— Start MATERIAL —

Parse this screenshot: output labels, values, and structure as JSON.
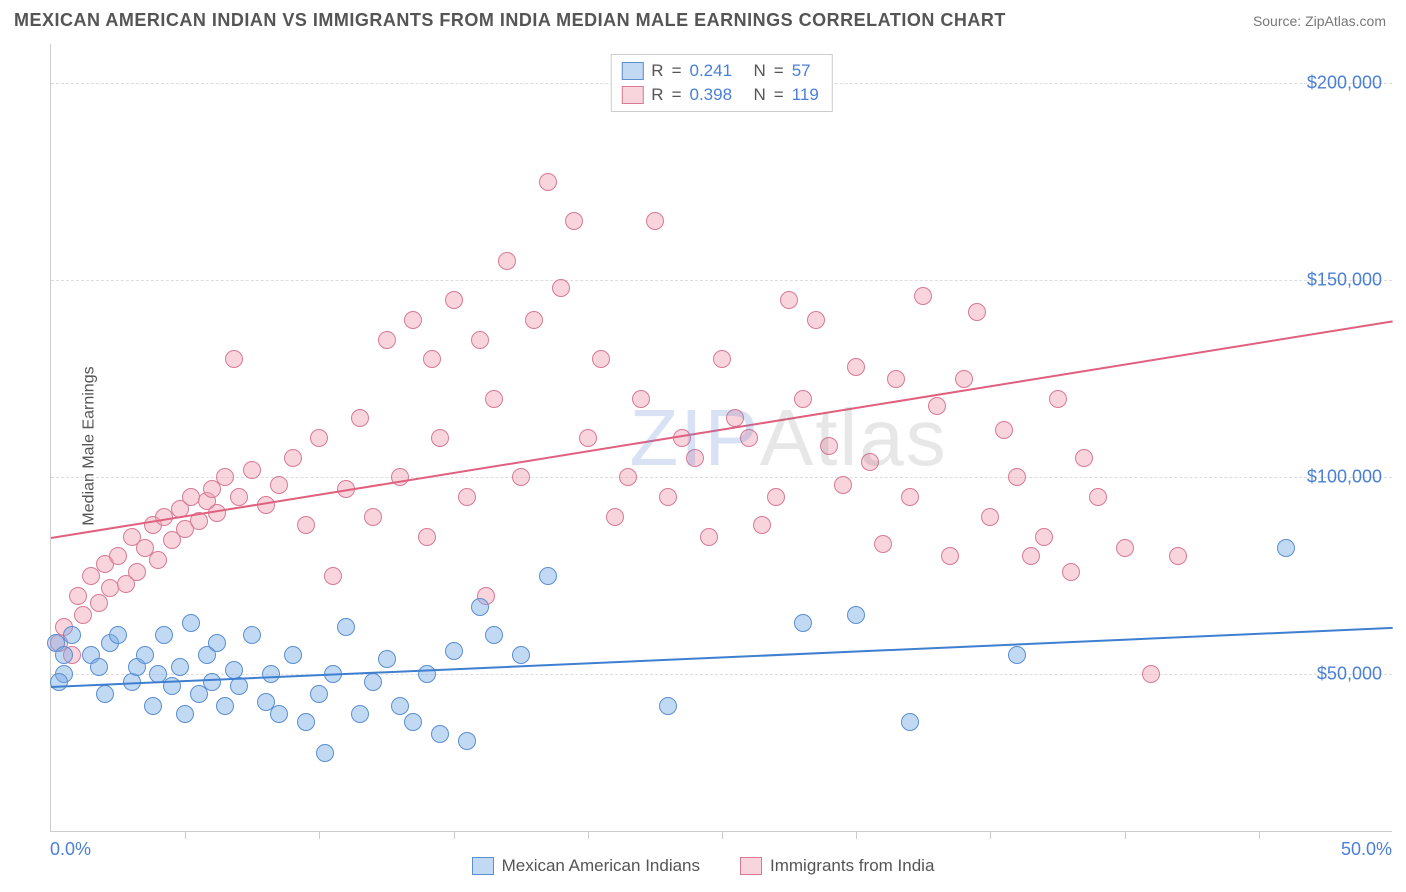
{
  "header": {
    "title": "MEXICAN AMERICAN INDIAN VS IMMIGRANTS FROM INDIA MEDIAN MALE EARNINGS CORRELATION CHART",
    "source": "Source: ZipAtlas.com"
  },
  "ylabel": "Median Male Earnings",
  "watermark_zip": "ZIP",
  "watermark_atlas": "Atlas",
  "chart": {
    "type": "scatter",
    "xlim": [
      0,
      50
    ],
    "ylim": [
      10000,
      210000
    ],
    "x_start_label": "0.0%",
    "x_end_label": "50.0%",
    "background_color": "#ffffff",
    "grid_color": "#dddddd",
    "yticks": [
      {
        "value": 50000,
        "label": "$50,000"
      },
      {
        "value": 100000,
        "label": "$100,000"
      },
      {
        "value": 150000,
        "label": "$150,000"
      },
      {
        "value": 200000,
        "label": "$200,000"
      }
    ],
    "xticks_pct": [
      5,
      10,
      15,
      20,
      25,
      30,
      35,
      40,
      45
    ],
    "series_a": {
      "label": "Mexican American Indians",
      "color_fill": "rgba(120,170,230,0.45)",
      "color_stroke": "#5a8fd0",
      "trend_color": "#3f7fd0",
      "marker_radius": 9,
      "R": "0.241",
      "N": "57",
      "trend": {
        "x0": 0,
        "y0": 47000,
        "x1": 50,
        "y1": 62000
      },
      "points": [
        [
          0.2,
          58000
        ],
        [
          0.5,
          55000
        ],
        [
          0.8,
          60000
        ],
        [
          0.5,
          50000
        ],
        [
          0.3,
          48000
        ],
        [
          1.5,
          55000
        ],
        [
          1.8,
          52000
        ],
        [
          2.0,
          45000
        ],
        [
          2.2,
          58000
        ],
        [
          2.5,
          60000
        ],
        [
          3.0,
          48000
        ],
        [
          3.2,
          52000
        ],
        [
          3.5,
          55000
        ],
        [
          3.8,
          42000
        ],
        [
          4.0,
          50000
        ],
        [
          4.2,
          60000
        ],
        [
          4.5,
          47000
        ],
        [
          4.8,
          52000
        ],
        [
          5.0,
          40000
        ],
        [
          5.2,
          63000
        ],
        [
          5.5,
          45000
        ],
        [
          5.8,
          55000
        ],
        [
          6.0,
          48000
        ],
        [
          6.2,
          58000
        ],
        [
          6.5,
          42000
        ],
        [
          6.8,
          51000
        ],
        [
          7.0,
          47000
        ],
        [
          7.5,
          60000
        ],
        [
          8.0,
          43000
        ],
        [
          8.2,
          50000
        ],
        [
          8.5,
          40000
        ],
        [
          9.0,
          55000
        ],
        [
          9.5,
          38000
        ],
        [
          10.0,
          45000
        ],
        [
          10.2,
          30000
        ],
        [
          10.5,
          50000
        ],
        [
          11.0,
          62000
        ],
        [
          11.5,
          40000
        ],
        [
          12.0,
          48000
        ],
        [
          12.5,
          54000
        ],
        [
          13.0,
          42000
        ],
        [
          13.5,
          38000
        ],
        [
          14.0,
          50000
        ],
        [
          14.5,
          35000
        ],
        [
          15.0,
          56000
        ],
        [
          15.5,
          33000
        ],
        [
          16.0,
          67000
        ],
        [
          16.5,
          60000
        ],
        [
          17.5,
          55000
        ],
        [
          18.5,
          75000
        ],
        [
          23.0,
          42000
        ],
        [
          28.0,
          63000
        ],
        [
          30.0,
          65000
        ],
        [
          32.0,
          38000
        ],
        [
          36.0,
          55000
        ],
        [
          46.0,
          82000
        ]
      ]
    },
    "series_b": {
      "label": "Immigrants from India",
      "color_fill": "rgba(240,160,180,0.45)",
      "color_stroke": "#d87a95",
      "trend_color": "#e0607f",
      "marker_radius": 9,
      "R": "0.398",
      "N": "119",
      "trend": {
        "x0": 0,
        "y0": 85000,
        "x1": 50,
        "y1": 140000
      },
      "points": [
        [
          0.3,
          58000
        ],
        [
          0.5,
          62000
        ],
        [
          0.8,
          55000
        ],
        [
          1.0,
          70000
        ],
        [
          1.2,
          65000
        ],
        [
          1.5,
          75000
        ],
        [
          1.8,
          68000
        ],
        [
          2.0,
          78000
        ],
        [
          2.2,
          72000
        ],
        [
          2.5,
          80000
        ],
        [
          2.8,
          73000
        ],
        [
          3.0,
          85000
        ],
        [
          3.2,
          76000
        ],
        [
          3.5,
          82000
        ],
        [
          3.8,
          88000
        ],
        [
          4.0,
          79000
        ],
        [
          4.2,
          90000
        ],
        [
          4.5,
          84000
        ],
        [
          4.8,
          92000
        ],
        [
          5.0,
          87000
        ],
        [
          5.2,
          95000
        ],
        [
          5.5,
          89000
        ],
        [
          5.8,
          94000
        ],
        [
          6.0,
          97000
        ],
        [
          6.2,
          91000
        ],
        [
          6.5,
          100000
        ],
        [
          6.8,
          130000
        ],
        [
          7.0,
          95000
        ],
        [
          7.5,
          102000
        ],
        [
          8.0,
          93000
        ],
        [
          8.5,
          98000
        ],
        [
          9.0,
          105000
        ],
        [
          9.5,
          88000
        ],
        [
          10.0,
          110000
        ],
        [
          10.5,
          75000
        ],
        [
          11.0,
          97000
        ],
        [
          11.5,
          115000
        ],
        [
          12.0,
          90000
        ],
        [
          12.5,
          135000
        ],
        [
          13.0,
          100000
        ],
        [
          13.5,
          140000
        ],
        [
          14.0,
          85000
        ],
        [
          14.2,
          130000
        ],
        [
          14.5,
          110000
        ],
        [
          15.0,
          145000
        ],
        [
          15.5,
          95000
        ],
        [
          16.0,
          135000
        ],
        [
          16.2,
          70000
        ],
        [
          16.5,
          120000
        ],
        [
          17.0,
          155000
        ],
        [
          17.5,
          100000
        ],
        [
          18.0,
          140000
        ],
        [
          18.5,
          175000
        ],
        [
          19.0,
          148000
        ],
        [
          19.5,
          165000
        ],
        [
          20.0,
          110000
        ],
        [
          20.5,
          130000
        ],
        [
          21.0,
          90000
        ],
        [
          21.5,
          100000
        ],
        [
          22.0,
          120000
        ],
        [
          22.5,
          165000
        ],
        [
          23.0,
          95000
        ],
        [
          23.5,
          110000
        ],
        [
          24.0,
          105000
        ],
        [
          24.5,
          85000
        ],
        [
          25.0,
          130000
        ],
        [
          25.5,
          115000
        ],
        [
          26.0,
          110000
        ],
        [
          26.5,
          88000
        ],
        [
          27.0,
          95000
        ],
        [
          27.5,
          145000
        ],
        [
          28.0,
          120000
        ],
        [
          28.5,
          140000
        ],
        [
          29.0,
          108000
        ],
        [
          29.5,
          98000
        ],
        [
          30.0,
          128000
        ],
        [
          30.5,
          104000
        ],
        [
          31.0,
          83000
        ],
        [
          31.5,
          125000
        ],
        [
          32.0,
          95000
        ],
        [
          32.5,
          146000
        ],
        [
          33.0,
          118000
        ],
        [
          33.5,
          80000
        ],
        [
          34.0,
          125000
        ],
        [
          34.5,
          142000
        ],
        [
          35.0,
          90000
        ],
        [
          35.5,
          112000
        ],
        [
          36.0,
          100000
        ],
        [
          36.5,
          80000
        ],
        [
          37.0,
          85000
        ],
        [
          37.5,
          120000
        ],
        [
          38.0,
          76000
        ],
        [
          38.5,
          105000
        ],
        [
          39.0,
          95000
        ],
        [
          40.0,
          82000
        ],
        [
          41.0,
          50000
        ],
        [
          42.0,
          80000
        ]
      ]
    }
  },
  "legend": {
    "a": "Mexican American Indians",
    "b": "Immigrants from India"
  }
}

— End MATERIAL —
— Start MATERIAL —

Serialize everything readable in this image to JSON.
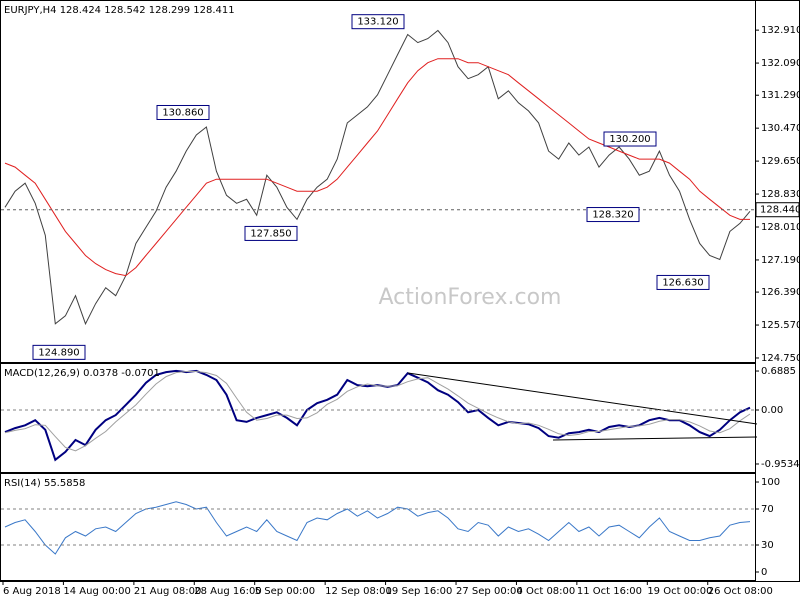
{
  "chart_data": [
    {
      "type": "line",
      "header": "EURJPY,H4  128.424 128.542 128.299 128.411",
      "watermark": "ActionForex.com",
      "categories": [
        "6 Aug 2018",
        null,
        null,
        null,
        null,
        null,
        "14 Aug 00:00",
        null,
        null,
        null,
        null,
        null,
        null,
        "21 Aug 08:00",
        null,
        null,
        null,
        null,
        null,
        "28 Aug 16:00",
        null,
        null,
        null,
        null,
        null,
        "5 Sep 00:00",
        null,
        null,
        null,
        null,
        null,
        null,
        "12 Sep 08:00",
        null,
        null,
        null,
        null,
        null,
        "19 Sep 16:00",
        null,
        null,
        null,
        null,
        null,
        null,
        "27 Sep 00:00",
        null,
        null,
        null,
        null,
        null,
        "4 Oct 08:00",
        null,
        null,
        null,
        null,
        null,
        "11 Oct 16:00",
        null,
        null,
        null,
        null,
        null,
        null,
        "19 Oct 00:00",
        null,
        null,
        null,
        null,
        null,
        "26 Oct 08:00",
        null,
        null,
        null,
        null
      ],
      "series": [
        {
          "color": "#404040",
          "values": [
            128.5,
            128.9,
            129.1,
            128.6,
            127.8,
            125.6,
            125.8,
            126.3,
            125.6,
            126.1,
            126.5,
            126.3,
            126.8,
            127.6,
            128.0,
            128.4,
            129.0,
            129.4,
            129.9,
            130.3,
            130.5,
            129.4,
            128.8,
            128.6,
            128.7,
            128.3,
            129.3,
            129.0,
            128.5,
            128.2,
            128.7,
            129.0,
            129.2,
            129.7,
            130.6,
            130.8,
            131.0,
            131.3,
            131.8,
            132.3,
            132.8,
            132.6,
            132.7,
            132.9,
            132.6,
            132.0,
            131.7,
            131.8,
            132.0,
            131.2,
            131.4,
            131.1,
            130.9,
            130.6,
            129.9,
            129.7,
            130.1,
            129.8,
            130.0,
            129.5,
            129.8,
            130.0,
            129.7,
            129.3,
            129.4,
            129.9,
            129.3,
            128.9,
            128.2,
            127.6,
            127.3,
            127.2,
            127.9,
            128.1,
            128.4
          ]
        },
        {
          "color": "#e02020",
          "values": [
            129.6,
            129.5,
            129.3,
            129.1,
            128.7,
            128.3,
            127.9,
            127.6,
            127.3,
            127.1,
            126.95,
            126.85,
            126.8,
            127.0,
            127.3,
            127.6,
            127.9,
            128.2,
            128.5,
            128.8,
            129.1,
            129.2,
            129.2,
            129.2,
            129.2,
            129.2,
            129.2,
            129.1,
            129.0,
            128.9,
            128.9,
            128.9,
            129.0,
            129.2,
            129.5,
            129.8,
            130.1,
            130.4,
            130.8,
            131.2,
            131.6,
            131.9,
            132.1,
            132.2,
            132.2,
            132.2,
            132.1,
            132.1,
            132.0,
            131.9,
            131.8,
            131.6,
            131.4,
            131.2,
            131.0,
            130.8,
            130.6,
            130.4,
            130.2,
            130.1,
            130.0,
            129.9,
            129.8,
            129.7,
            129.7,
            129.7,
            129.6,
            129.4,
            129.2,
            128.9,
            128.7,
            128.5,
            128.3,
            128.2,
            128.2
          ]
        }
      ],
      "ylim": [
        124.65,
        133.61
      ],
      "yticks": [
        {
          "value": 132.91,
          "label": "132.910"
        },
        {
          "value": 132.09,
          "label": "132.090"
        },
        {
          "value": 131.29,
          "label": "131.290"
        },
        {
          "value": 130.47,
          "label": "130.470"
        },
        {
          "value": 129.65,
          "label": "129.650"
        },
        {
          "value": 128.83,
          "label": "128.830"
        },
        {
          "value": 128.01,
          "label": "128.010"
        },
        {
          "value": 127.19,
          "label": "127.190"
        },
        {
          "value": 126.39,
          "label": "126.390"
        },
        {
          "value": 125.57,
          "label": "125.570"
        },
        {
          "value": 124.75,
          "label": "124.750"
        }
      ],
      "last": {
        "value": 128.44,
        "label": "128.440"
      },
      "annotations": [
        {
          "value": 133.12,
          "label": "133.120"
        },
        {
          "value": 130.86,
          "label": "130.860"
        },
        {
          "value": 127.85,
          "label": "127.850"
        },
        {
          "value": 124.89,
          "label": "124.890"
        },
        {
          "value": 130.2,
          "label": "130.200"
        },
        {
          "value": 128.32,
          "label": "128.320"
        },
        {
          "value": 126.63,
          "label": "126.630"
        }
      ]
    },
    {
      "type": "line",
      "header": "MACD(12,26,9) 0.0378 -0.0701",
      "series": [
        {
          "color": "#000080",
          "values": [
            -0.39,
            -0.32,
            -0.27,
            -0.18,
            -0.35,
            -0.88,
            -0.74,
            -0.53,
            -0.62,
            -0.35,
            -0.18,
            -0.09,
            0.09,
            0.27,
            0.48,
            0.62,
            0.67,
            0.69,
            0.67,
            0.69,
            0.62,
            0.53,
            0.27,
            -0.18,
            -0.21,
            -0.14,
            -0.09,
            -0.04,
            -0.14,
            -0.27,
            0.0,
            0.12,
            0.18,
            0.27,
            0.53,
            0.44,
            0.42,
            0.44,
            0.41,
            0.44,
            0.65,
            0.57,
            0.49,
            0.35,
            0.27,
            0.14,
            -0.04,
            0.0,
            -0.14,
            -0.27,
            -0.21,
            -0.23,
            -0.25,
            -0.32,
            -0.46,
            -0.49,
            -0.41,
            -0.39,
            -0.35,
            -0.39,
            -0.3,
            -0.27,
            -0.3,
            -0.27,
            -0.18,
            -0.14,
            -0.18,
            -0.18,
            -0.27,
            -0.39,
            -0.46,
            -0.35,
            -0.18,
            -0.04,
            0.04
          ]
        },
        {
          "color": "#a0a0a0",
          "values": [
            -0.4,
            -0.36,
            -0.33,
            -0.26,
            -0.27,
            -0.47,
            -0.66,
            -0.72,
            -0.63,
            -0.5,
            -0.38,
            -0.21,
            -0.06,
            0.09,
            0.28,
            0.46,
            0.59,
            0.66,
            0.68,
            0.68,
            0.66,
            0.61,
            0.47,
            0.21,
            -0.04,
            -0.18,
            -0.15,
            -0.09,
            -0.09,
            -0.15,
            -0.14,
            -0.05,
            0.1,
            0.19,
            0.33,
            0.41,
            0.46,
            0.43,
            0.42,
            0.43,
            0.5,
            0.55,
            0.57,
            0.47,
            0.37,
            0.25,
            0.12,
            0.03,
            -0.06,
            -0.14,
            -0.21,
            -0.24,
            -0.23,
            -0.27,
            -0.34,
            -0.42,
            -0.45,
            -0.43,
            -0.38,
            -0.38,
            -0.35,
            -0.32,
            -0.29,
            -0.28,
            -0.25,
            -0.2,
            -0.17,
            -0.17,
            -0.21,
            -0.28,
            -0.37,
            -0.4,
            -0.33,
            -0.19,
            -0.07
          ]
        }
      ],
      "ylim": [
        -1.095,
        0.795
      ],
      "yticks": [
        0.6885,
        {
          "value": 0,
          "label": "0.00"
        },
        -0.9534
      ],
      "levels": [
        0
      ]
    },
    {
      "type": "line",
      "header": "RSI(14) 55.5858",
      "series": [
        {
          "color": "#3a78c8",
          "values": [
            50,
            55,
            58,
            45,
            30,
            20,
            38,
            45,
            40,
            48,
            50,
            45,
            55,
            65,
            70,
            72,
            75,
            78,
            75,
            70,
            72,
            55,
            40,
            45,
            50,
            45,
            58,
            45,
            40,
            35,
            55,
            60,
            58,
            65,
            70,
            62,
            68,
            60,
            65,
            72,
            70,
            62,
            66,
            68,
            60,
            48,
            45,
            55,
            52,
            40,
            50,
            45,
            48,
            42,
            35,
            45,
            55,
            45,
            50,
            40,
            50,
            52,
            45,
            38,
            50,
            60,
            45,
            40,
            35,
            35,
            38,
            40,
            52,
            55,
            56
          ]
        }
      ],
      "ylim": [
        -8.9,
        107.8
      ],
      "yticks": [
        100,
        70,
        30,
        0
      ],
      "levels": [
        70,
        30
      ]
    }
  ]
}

— End MATERIAL —

TO DO — Show the lines of the material that contain the word "this".

FINAL ANSWER —
Parse this screenshot: output labels, values, and structure as JSON.
Serialize everything readable in this image to JSON.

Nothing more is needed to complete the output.